Exercise description :: Find the lines that contain the word "Καθαρό" and copy each one.

Material ::
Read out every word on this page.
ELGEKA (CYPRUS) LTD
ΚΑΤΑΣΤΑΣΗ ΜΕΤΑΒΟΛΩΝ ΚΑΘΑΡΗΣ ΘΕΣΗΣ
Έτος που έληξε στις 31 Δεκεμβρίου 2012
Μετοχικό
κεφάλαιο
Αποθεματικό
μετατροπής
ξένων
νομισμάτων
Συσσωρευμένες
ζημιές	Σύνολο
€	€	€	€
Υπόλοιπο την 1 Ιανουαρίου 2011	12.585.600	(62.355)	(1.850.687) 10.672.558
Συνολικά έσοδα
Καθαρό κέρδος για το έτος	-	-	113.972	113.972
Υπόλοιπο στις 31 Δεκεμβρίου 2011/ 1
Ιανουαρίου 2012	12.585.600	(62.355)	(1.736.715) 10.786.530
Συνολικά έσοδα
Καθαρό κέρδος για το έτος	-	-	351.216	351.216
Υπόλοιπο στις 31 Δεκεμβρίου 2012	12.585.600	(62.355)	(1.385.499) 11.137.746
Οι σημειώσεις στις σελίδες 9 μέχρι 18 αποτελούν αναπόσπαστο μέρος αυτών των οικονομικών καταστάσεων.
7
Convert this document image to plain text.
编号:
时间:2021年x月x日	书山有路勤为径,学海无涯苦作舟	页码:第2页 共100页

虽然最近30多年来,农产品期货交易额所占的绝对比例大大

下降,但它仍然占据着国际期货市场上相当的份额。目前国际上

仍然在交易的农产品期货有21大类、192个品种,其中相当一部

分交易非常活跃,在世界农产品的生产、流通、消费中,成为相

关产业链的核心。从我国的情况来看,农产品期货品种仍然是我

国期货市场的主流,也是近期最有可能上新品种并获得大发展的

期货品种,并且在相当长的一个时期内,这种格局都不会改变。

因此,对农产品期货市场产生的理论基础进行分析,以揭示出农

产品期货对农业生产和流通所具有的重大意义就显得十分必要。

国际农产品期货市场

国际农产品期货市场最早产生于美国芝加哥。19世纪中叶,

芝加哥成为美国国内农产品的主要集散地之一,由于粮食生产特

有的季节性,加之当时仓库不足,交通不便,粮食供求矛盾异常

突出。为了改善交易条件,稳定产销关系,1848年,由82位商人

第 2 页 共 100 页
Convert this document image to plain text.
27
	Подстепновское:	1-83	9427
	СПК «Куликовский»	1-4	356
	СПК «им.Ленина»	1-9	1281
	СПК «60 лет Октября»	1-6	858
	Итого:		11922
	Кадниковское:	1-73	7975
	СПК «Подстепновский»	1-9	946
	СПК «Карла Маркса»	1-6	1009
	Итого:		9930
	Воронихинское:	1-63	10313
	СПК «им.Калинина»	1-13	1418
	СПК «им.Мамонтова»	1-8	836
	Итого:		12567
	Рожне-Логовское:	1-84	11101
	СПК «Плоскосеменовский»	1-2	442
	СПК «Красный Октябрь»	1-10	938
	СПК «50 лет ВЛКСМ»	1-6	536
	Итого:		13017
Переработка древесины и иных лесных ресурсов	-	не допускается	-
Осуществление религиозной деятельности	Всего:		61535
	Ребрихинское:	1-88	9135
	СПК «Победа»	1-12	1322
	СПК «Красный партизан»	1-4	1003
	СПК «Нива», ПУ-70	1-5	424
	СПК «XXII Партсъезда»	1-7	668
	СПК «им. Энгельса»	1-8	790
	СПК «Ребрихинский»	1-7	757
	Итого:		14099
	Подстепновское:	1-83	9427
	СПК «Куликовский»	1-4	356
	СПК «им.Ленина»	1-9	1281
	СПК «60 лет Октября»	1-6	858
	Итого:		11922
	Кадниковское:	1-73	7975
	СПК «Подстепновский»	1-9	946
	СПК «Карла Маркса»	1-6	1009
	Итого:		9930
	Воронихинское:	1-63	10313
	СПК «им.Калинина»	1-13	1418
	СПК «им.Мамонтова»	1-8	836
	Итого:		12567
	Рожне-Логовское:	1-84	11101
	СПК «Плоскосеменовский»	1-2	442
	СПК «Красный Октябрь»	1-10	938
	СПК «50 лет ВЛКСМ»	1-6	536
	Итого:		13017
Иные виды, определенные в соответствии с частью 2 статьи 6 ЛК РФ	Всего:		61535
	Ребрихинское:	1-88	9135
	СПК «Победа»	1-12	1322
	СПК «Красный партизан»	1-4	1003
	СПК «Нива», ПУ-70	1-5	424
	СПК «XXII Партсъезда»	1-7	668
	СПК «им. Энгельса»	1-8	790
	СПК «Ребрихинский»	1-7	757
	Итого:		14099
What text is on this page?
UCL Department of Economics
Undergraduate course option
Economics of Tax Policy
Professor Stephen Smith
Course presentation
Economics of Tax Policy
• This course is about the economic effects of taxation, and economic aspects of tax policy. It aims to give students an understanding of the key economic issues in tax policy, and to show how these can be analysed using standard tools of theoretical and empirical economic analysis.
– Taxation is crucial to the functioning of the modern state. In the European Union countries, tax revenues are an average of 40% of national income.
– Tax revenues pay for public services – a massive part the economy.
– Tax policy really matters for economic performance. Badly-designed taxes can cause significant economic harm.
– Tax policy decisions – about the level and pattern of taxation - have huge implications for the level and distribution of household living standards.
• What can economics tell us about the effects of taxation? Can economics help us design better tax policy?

Reply ::
Καθαρό κέρδος για το έτος	-	-	113.972	113.972
Καθαρό κέρδος για το έτος	-	-	351.216	351.216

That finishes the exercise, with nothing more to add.